▶ **Problem statement**
Read through the data, and wherever a line holds the word "früheren", write that line out.

(Data excerpts)
┌──

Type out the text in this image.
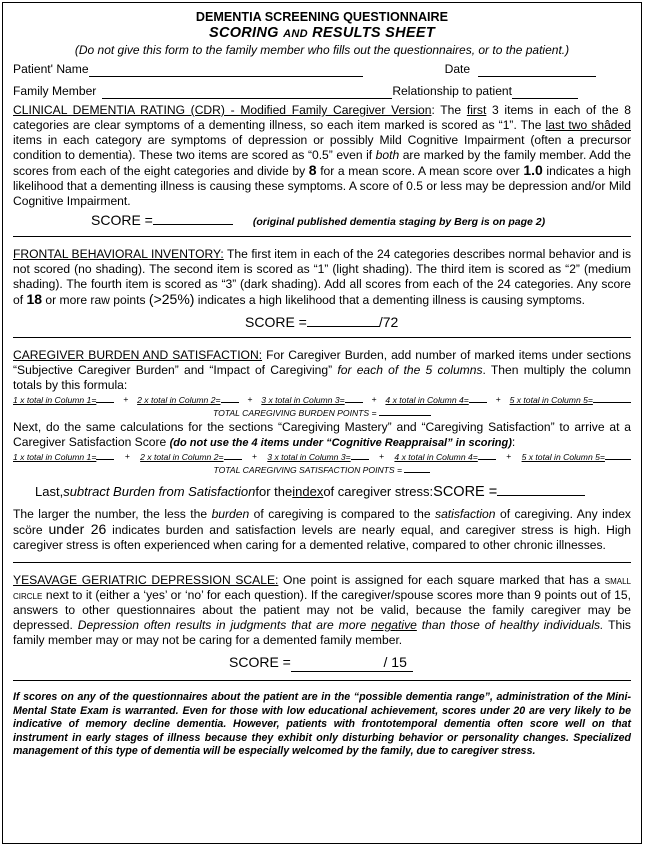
DEMENTIA SCREENING QUESTIONNAIRE
SCORING AND RESULTS SHEET
(Do not give this form to the family member who fills out the questionnaires, or to the patient.)
Patient' Name	Date
Family Member	Relationship to patient
CLINICAL DEMENTIA RATING (CDR) - Modified Family Caregiver Version: The first 3 items in each of the 8 categories are clear symptoms of a dementing illness, so each item marked is scored as “1”. The last two shâded items in each category are symptoms of depression or possibly Mild Cognitive Impairment (often a precursor condition to dementia). These two items are scored as “0.5” even if both are marked by the family member. Add the scores from each of the eight categories and divide by 8 for a mean score. A mean score over 1.0 indicates a high likelihood that a dementing illness is causing these symptoms. A score of 0.5 or less may be depression and/or Mild Cognitive Impairment.
SCORE =	(original published dementia staging by Berg is on page 2)
FRONTAL BEHAVIORAL INVENTORY: The first item in each of the 24 categories describes normal behavior and is not scored (no shading). The second item is scored as “1” (light shading). The third item is scored as “2” (medium shading). The fourth item is scored as “3” (dark shading). Add all scores from each of the 24 categories. Any score of 18 or more raw points (>25%) indicates a high likelihood that a dementing illness is causing symptoms.
SCORE =	/72
CAREGIVER BURDEN AND SATISFACTION: For Caregiver Burden, add number of marked items under sections “Subjective Caregiver Burden” and “Impact of Caregiving” for each of the 5 columns. Then multiply the column totals by this formula:
1 x total in Column 1=	+ 2 x total in Column 2=	+ 3 x total in Column 3=	+ 4 x total in Column 4=	+ 5 x total in Column 5=
TOTAL CAREGIVING BURDEN POINTS =
Next, do the same calculations for the sections “Caregiving Mastery” and “Caregiving Satisfaction” to arrive at a Caregiver Satisfaction Score (do not use the 4 items under “Cognitive Reappraisal” in scoring):
1 x total in Column 1=	+ 2 x total in Column 2=	+ 3 x total in Column 3=	+ 4 x total in Column 4=	+ 5 x total in Column 5=
TOTAL CAREGIVING SATISFACTION POINTS =
Last, subtract Burden from Satisfaction for the index of caregiver stress: SCORE =
The larger the number, the less the burden of caregiving is compared to the satisfaction of caregiving. Any index scöre under 26 indicates burden and satisfaction levels are nearly equal, and caregiver stress is high. High caregiver stress is often experienced when caring for a demented relative, compared to other chronic illnesses.
YESAVAGE GERIATRIC DEPRESSION SCALE: One point is assigned for each square marked that has a small circle next to it (either a ‘yes’ or ‘no’ for each question). If the caregiver/spouse scores more than 9 points out of 15, answers to other questionnaires about the patient may not be valid, because the family caregiver may be depressed. Depression often results in judgments that are more negative than those of healthy individuals. This family member may or may not be caring for a demented family member.
SCORE =	/ 15
If scores on any of the questionnaires about the patient are in the “possible dementia range”, administration of the Mini-Mental State Exam is warranted. Even for those with low educational achievement, scores under 20 are very likely to be indicative of memory decline dementia. However, patients with frontotemporal dementia often score well on that instrument in early stages of illness because they exhibit only disturbing behavior or personality changes. Specialized management of this type of dementia will be especially welcomed by the family, due to caregiver stress.
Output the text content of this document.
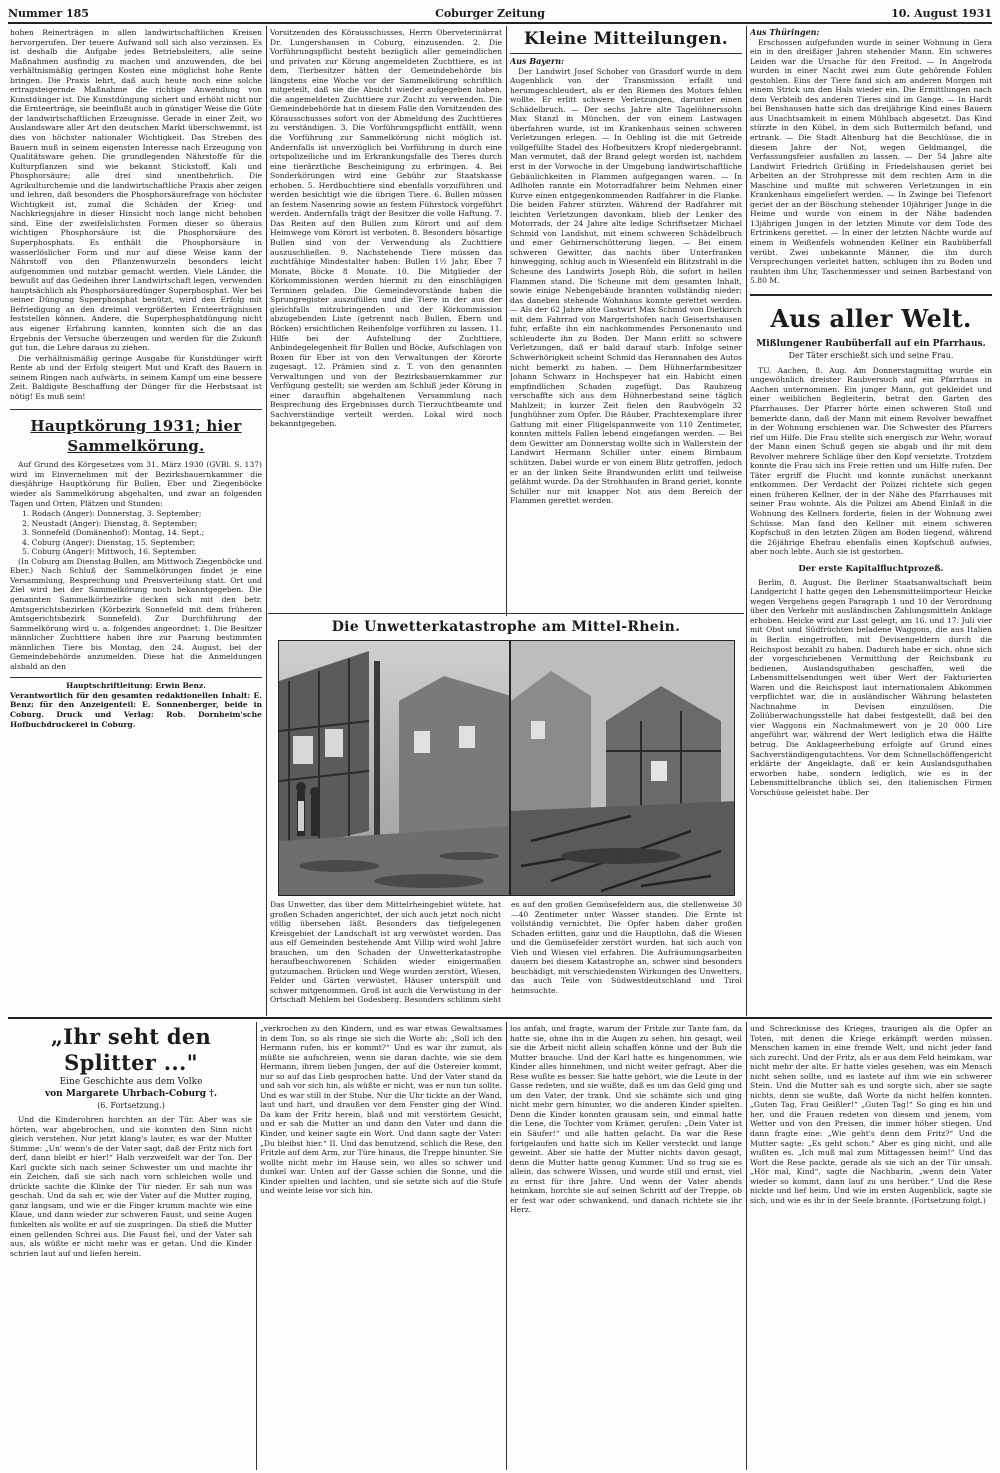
Nummer 185	Coburger Zeitung	10. August 1931

hohen Reinerträgen in allen landwirtschaftlichen Kreisen hervorgerufen. Der teuere Aufwand soll sich also verzinsen. Es ist deshalb die Aufgabe jedes Betriebsleiters, alle seine Maßnahmen ausfindig zu machen und anzuwenden, die bei verhältnismäßig geringen Kosten eine möglichst hohe Rente bringen. Die Praxis lehrt, daß auch heute noch eine solche ertragsteigernde Maßnahme die richtige Anwendung von Kunstdünger ist. Die Kunstdüngung sichert und erhöht nicht nur die Ernteerträge, sie beeinflußt auch in günstiger Weise die Güte der landwirtschaftlichen Erzeugnisse. Gerade in einer Zeit, wo Auslandsware aller Art den deutschen Markt überschwemmt, ist dies von höchster nationaler Wichtigkeit. Das Streben des Bauern muß in seinem eigensten Interesse nach Erzeugung von Qualitätsware gehen. Die grundlegenden Nährstoffe für die Kulturpflanzen sind wie bekannt Stickstoff, Kali und Phosphorsäure; alle drei sind unentbehrlich. Die Agrikulturchemie und die landwirtschaftliche Praxis aber zeigen und lehren, daß besonders die Phosphorsäurefrage von höchster Wichtigkeit ist, zumal die Schäden der Krieg- und Nachkriegsjahre in dieser Hinsicht noch lange nicht behoben sind. Eine der zweifelslichsten Formen dieser so überaus wichtigen Phosphorsäure ist die Phosphorsäure des Superphosphats. Es enthält die Phosphorsäure in wasserlöslicher Form und nur auf diese Weise kann der Nährstoff von den Pflanzenwurzeln besonders leicht aufgenommen und nutzbar gemacht werden. Viele Länder, die bewußt auf das Gedeihen ihrer Landwirtschaft legen, verwenden hauptsächlich als Phosphorsäuredünger Superphosphat. Wer bei seiner Düngung Superphosphat benützt, wird den Erfolg mit Befriedigung an den dreimal vergrößerten Ernteerträgnissen feststellen können. Andere, die Superphosphatdüngung nicht aus eigener Erfahrung kannten, konnten sich die an das Ergebnis der Versuche überzeugen und werden für die Zukunft gut tun, die Lehre daraus zu ziehen.

Die verhältnismäßig geringe Ausgabe für Kunstdünger wirft Rente ab und der Erfolg steigert Mut und Kraft des Bauern in seinem Ringen nach aufwärts, in seinem Kampf um eine bessere Zeit. Baldigste Beschaffung der Dünger für die Herbstsaat ist nötig! Es muß sein!

Hauptkörung 1931; hier Sammelkörung.

Auf Grund des Körgesetzes vom 31. März 1930 (GVBl. S. 137) wird im Einvernehmen mit der Bezirksbauernkammer die diesjährige Hauptkörung für Bullen, Eber und Ziegenböcke wieder als Sammelkörung abgehalten, und zwar an folgenden Tagen und Orten, Plätzen und Stunden:

1. Rodach (Anger): Donnerstag, 3. September;
2. Neustadt (Anger): Dienstag, 8. September;
3. Sonnefeld (Domänenhof): Montag, 14. Sept.;
4. Coburg (Anger): Dienstag, 15. September;
5. Coburg (Anger): Mittwoch, 16. September.

(In Coburg am Dienstag Bullen, am Mittwoch Ziegenböcke und Eber.) Nach Schluß der Sammelkörungen findet je eine Versammlung, Besprechung und Preisverteilung statt. Ort und Ziel wird bei der Sammelkörung noch bekanntgegeben. Die genannten Sammelkörbezirke decken sich mit den betr. Amtsgerichtsbezirken (Körbezirk Sonnefeld mit dem früheren Amtsgerichtsbezirk Sonnefeld). Zur Durchführung der Sammelkörung wird u. a. folgendes angeordnet: 1. Die Besitzer männlicher Zuchttiere haben ihre zur Paarung bestimmten männlichen Tiere bis Montag, den 24. August, bei der Gemeindebehörde anzumelden. Diese hat die Anmeldungen alsbald an den

Hauptschriftleitung: Erwin Benz.

Verantwortlich für den gesamten redaktionellen Inhalt: E. Benz; für den Anzeigenteil: E. Sonnenberger, beide in Coburg. Druck und Verlag: Rob. Dornheim'sche Hofbuchdruckerei in Coburg.

Vorsitzenden des Körausschusses, Herrn Oberveterinärrat Dr. Lungershausen in Coburg, einzusenden. 2. Die Vorführungspflicht besteht bezüglich aller gemeindlichen und privaten zur Körung angemeldeten Zuchttiere, es ist dem, Tierbesitzer hätten der Gemeindebehörde bis längstens eine Woche vor der Sammelkörung schriftlich mitgeteilt, daß sie die Absicht wieder aufgegeben haben, die angemeldeten Zuchttiere zur Zucht zu verwenden. Die Gemeindebehörde hat in diesem Falle den Vorsitzenden des Körausschusses sofort von der Abmeldung des Zuchttieres zu verständigen. 3. Die Vorführungspflicht entfällt, wenn die Vorführung zur Sammelkörung nicht möglich ist. Andernfalls ist unverzüglich bei Vorführung in durch eine ortspolizeiliche und im Erkrankungsfalle des Tieres durch eine tierärztliche Bescheinigung zu erbringen. 4. Bei Sonderkörungen wird eine Gebühr zur Staatskasse erhoben. 5. Herdbuchtiere sind ebenfalls vorzuführen und werden besichtigt wie die übrigen Tiere. 6. Bullen müssen an festem Nasenring sowie an festem Führstock vorgeführt werden. Andernfalls trägt der Besitzer die volle Haftung. 7. Das Reiten auf den Bullen zum Körort und auf dem Heimwege vom Körort ist verboten. 8. Besonders bösartige Bullen sind von der Verwendung als Zuchttiere auszuschließen. 9. Nachstehende Tiere müssen das zuchtfähige Mindestalter haben: Bullen 1½ Jahr, Eber 7 Monate, Böcke 8 Monate. 10. Die Mitglieder der Körkommissionen werden hiermit zu den einschlägigen Terminen geladen. Die Gemeindevorstände haben die Sprungregister auszufüllen und die Tiere in der aus der gleichfalls mitzubringenden und der Körkommission abzugebenden Liste (getrennt nach Bullen, Ebern und Böcken) ersichtlichen Reihenfolge vorführen zu lassen. 11. Hilfe bei der Aufstellung der Zuchttiere, Anbindegelegenheit für Bullen und Böcke, Aufschlagen von Boxen für Eber ist von den Verwaltungen der Körorte zugesagt. 12. Prämien sind z. T. von den genannten Verwaltungen und von der Bezirksbauernkammer zur Verfügung gestellt; sie werden am Schluß jeder Körung in einer daraufhin abgehaltenen Versammlung nach Besprechung des Ergebnisses durch Tierzuchtbeamte und Sachverständige verteilt werden. Lokal wird noch bekanntgegeben.

Kleine Mitteilungen.
Aus Bayern:

Der Landwirt Josef Schober von Grasdorf wurde in dem Augenblick von der Transmission erfaßt und herumgeschleudert, als er den Riemen des Motors fehlen wollte. Er erlitt schwere Verletzungen, darunter einen Schädelbruch. — Der sechs Jahre alte Tagelöhnerssohn Max Stanzl in München, der von einem Lastwagen überfahren wurde, ist im Krankenhaus seinen schweren Verletzungen erlegen. — In Oebling ist die mit Getreide vollgefüllte Stadel des Hofbesitzers Kropf niedergebrannt. Man vermutet, daß der Brand gelegt worden ist, nachdem erst in der Vorwoche in der Umgebung landwirtschaftliche Gebäulichkeiten in Flammen aufgegangen waren. — In Adlhofen rannte ein Motorradfahrer beim Nehmen einer Kurve einen entgegenkommenden Radfahrer in die Flanke. Die beiden Fahrer stürzten. Während der Radfahrer mit leichten Verletzungen davonkam, blieb der Lenker des Motorrads, der 24 Jahre alte ledige Schriftsetzer Michael Schmid von Landshut, mit einem schweren Schädelbruch und einer Gehirnerschütterung liegen. — Bei einem schweren Gewitter, das nachts über Unterfranken hinwegging, schlug auch in Wiesenfeld ein Blitzstrahl in die Scheune des Landwirts Joseph Rüb, die sofort in hellen Flammen stand. Die Scheune mit dem gesamten Inhalt, sowie einige Nebengebäude brannten vollständig nieder; das daneben stehende Wohnhaus konnte gerettet werden. — Als der 62 Jahre alte Gastwirt Max Schmid von Dietkirch mit dem Fahrrad von Margertshofen nach Geisertshausen fuhr, erfaßte ihn ein nachkommendes Personenauto und schleuderte ihn zu Boden. Der Mann erlitt so schwere Verletzungen, daß er bald darauf starb. Infolge seiner Schwerhörigkeit scheint Schmid das Herannahen des Autos nicht bemerkt zu haben. — Dem Hühnerfarmbesitzer Johann Schwarz in Hochspeyer hat ein Habicht einen empfindlichen Schaden zugefügt. Das Raubzeug verschaffte sich aus dem Hühnerbestand seine täglich Mahlzeit; in kurzer Zeit fielen den Raubvögeln 32 Junghühner zum Opfer. Die Räuber, Prachtexemplare ihrer Gattung mit einer Flügelspannweite von 110 Zentimeter, konnten mittels Fallen lebend eingefangen werden. — Bei dem Gewitter am Donnerstag wollte sich in Wallerstein der Landwirt Hermann Schiller unter einem Birnbaum schützen. Dabei wurde er von einem Blitz getroffen, jedoch er an der linken Seite Brandwunden erlitt und teilweise gelähmt wurde. Da der Strohhaufen in Brand geriet, konnte Schiller nur mit knapper Not aus dem Bereich der Flammen gerettet werden.

Aus Thüringen:

Erschossen aufgefunden wurde in seiner Wohnung in Gera ein in den dreißiger Jahren stehender Mann. Ein schweres Leiden war die Ursache für den Freitod. — In Angelroda wurden in einer Nacht zwei zum Gute gehörende Fohlen gestohlen. Eins der Tiere fand sich am anderen Morgen mit einem Strick um den Hals wieder ein. Die Ermittlungen nach dem Verbleib des anderen Tieres sind im Gange. — In Hardt bei Benshausen hatte sich das dreijährige Kind eines Bauern aus Unachtsamkeit in einem Mühlbach abgesetzt. Das Kind stürzte in den Kübel, in dem sich Buttermilch befand, und ertrank. — Die Stadt Altenburg hat die Beschlüsse, die in diesem Jahre der Not, wegen Geldmangel, die Verfassungsfeier ausfallen zu lassen. — Der 54 Jahre alte Landwirt Friedrich Grüßing in Friedelshausen geriet bei Arbeiten an der Strohpresse mit dem rechten Arm in die Maschine und mußte mit schweren Verletzungen in ein Krankenhaus eingeliefert werden. — In Zwinge bei Tiefenort geriet der an der Böschung stehender 10jähriger Junge in die Heime und wurde von einem in der Nähe badenden 13jährigen Jungen in der letzten Minute vor dem Tode des Ertrinkens gerettet. — In einer der letzten Nächte wurde auf einem in Weißenfels wohnenden Kellner ein Raubüberfall verübt. Zwei unbekannte Männer, die ihn durch Versprechungen verleitet hatten, schlugen ihn zu Boden und raubten ihm Uhr, Taschenmesser und seinen Barbestand von 5.80 M.

Aus aller Welt.
Mißlungener Raubüberfall auf ein Pfarrhaus.
Der Täter erschießt sich und seine Frau.

TU. Aachen, 8. Aug. Am Donnerstagmittag wurde ein ungewöhnlich dreister Raubversuch auf ein Pfarrhaus in Aachen unternommen. Ein junger Mann, gut gekleidet und einer weiblichen Begleiterin, betrat den Garten des Pfarrhauses. Der Pfarrer hörte einen schweren Stoß und bemerkte dann, daß der Mann mit einem Revolver bewaffnet in der Wohnung erschienen war. Die Schwester des Pfarrers rief um Hilfe. Die Frau stellte sich energisch zur Wehr, worauf der Mann einen Schuß gegen sie abgab und ihr mit dem Revolver mehrere Schläge über den Kopf versetzte. Trotzdem konnte die Frau sich ins Freie retten und um Hilfe rufen. Der Täter ergriff die Flucht und konnte zunächst unerkannt entkommen. Der Verdacht der Polizei richtete sich gegen einen früheren Kellner, der in der Nähe des Pfarrhauses mit seiner Frau wohnte. Als die Polizei am Abend Einlaß in die Wohnung des Kellners forderte, fielen in der Wohnung zwei Schüsse. Man fand den Kellner mit einem schweren Kopfschuß in den letzten Zügen am Boden liegend, während die 26jährige Ehefrau ebenfalls einen Kopfschuß aufwies, aber noch lebte. Auch sie ist gestorben.

Der erste Kapitalfluchtprozeß.

Berlin, 8. August. Die Berliner Staatsanwaltschaft beim Landgericht I hatte gegen den Lebensmittelimporteur Heicke wegen Vergehens gegen Paragraph 1 und 10 der Verordnung über den Verkehr mit ausländischen Zahlungsmitteln Anklage erhoben. Heicke wird zur Last gelegt, am 16. und 17. Juli vier mit Obst und Südfrüchten beladene Waggons, die aus Italien in Berlin eingetroffen, mit Devisengeldern durch die Reichspost bezahlt zu haben. Dadurch habe er sich, ohne sich der vorgeschriebenen Vermittlung der Reichsbank zu bedienen, Auslandsguthaben geschaffen, weil die Lebensmittelsendungen weit über Wert der Fakturierten Waren und die Reichspost laut internationalem Abkommen verpflichtet war, die in ausländischer Währung belasteten Nachnahme in Devisen einzulösen. Die Zollüberwachungsstelle hat dabei festgestellt, daß bei den vier Waggons ein Nachnahmewert von je 20 000 Lire angeführt war, während der Wert lediglich etwa die Hälfte betrug. Die Anklageerhebung erfolgte auf Grund eines Sachverständigengutachtens. Vor dem Schnellschöffengericht erklärte der Angeklagte, daß er kein Auslandsguthaben erworben habe, sondern lediglich, wie es in der Lebensmittelbranche üblich sei, den italienischen Firmen Vorschüsse geleistet habe. Der

Die Unwetterkatastrophe am Mittel-Rhein.
Das Unwetter, das über dem Mittelrheingebiet wütete, hat großen Schaden angerichtet, der sich auch jetzt noch nicht völlig übersehen läßt. Besonders das tiefgelegenen Kreisgebiet der Landschaft ist arg verwüstet worden. Das aus elf Gemeinden bestehende Amt Villip wird wohl Jahre brauchen, um den Schaden der Unwetterkatastrophe heraufbeschworenen Schäden wieder einigermaßen gutzumachen. Brücken und Wege wurden zerstört, Wiesen, Felder und Gärten verwüstet, Häuser unterspült und schwer mitgenommen. Groß ist auch die Verwüstung in der Ortschaft Mehlem bei Godesberg. Besonders schlimm sieht es auf den großen Gemüsefeldern aus, die stellenweise 30—40 Zentimeter unter Wasser standen. Die Ernte ist vollständig vernichtet. Die Opfer haben daher großen Schaden erlitten, ganz und die Hauptlohn, daß die Wiesen und die Gemüsefelder zerstört wurden, hat sich auch von Vieh und Wiesen viel erfahren. Die Aufräumungsarbeiten dauern bei diesem Katastrophe an, schwer sind besonders beschädigt, mit verschiedensten Wirkungen des Unwetters, das auch Teile von Südwestdeutschland und Tirol heimsuchte.
„Ihr seht den Splitter ..."
Eine Geschichte aus dem Volke
von Margarete Uhrbach-Coburg †.
(6. Fortsetzung.)

Und die Kinderohren horchten an der Tür. Aber was sie hörten, war abgebrochen, und sie konnten den Sinn nicht gleich verstehen. Nur jetzt klang's lauter, es war der Mutter Stimme: „Un' wenn's de der Vater sagt, daß der Fritz nich fort derf, dann bleibt er hier!“ Halb verzweifelt war der Ton. Der Karl guckte sich nach seiner Schwester um und machte ihr ein Zeichen, daß sie sich nach vorn schleichen wolle und drückte sachte die Klinke der Tür nieder. Er sah nun was geschah. Und da sah er, wie der Vater auf die Mutter zuging, ganz langsam, und wie er die Finger krumm machte wie eine Klaue, und dann wieder zur schweren Faust, und seine Augen funkelten als wollte er auf sie zuspringen. Da stieß die Mutter einen gellenden Schrei aus. Die Faust fiel, und der Vater sah aus, als wüßte er nicht mehr was er getan. Und die Kinder schrien laut auf und liefen herein.

„verkrochen zu den Kindern, und es war etwas Gewaltsames in dem Ton, so als ringe sie sich die Worte ab: „Soll ich den Hermann rufen, bis er kommt?“ Und es war ihr zumut, als müßte sie aufschreien, wenn sie daran dachte, wie sie dem Hermann, ihrem lieben Jungen, der auf die Ostereier kommt, nur so auf das Lieb gesprochen hatte. Und der Vater stand da und sah vor sich hin, als wüßte er nicht, was er nun tun sollte. Und es war still in der Stube. Nur die Uhr tickte an der Wand, laut und hart, und draußen vor dem Fenster ging der Wind. Da kam der Fritz herein, blaß und mit verstörtem Gesicht, und er sah die Mutter an und dann den Vater und dann die Kinder, und keiner sagte ein Wort. Und dann sagte der Vater: „Du bleibst hier.“ II. Und das benutzend, schlich die Rese, den Fritzle auf dem Arm, zur Türe hinaus, die Treppe hinunter. Sie wollte nicht mehr im Hause sein, wo alles so schwer und dunkel war. Unten auf der Gasse schien die Sonne, und die Kinder spielten und lachten, und sie setzte sich auf die Stufe und weinte leise vor sich hin.

los anfah, und fragte, warum der Fritzle zur Tante fam, da hatte sie, ohne ihn in die Augen zu sehen, hin gesagt, weil sie die Arbeit nicht allein schaffen könne und der Bub die Mutter brauche. Und der Karl hatte es hingenommen, wie Kinder alles hinnehmen, und nicht weiter gefragt. Aber die Rese wußte es besser. Sie hatte gehört, wie die Leute in der Gasse redeten, und sie wußte, daß es um das Geld ging und um den Vater, der trank. Und sie schämte sich und ging nicht mehr gern hinunter, wo die anderen Kinder spielten. Denn die Kinder konnten grausam sein, und einmal hatte die Lene, die Tochter vom Krämer, gerufen: „Dein Vater ist ein Säufer!“ und alle hatten gelacht. Da war die Rese fortgelaufen und hatte sich im Keller versteckt und lange geweint. Aber sie hatte der Mutter nichts davon gesagt, denn die Mutter hatte genug Kummer. Und so trug sie es allein, das schwere Wissen, und wurde still und ernst, viel zu ernst für ihre Jahre. Und wenn der Vater abends heimkam, horchte sie auf seinen Schritt auf der Treppe, ob er fest war oder schwankend, und danach richtete sie ihr Herz.

und Schrecknisse des Krieges, traurigen als die Opfer an Toten, mit denen die Kriege erkämpft werden müssen. Menschen kamen in eine fremde Welt, und nicht jeder fand sich zurecht. Und der Fritz, als er aus dem Feld heimkam, war nicht mehr der alte. Er hatte vieles gesehen, was ein Mensch nicht sehen sollte, und es lastete auf ihm wie ein schwerer Stein. Und die Mutter sah es und sorgte sich, aber sie sagte nichts, denn sie wußte, daß Worte da nicht helfen konnten. „Guten Tag, Frau Geißler!“ „Guten Tag!“ So ging es hin und her, und die Frauen redeten von diesem und jenem, vom Wetter und von den Preisen, die immer höher stiegen. Und dann fragte eine: „Wie geht's denn dem Fritz?“ Und die Mutter sagte: „Es geht schon.“ Aber es ging nicht, und alle wußten es. „Ich muß mal zum Mittagessen heim!“ Und das Wort die Rese packte, gerade als sie sich an der Tür umsah. „Hör mal, Kind“, sagte die Nachbarin, „wenn dein Vater wieder so kommt, dann lauf zu uns herüber.“ Und die Rese nickte und lief heim. Und wie im ersten Augenblick, sagte sie sich, und wie es ihr in der Seele brannte. (Fortsetzung folgt.)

└──

▶ **Solution to this task**
(In Coburg am Dienstag Bullen, am Mittwoch Ziegenböcke und Eber.) Nach Schluß der Sammelkörungen findet je eine Versammlung, Besprechung und Preisverteilung statt. Ort und Ziel wird bei der Sammelkörung noch bekanntgegeben. Die genannten Sammelkörbezirke decken sich mit den betr. Amtsgerichtsbezirken (Körbezirk Sonnefeld mit dem früheren Amtsgerichtsbezirk Sonnefeld). Zur Durchführung der Sammelkörung wird u. a. folgendes angeordnet: 1. Die Besitzer männlicher Zuchttiere haben ihre zur Paarung bestimmten männlichen Tiere bis Montag, den 24. August, bei der Gemeindebehörde anzumelden. Diese hat die Anmeldungen alsbald an den
TU. Aachen, 8. Aug. Am Donnerstagmittag wurde ein ungewöhnlich dreister Raubversuch auf ein Pfarrhaus in Aachen unternommen. Ein junger Mann, gut gekleidet und einer weiblichen Begleiterin, betrat den Garten des Pfarrhauses. Der Pfarrer hörte einen schweren Stoß und bemerkte dann, daß der Mann mit einem Revolver bewaffnet in der Wohnung erschienen war. Die Schwester des Pfarrers rief um Hilfe. Die Frau stellte sich energisch zur Wehr, worauf der Mann einen Schuß gegen sie abgab und ihr mit dem Revolver mehrere Schläge über den Kopf versetzte. Trotzdem konnte die Frau sich ins Freie retten und um Hilfe rufen. Der Täter ergriff die Flucht und konnte zunächst unerkannt entkommen. Der Verdacht der Polizei richtete sich gegen einen früheren Kellner, der in der Nähe des Pfarrhauses mit seiner Frau wohnte. Als die Polizei am Abend Einlaß in die Wohnung des Kellners forderte, fielen in der Wohnung zwei Schüsse. Man fand den Kellner mit einem schweren Kopfschuß in den letzten Zügen am Boden liegend, während die 26jährige Ehefrau ebenfalls einen Kopfschuß aufwies, aber noch lebte. Auch sie ist gestorben.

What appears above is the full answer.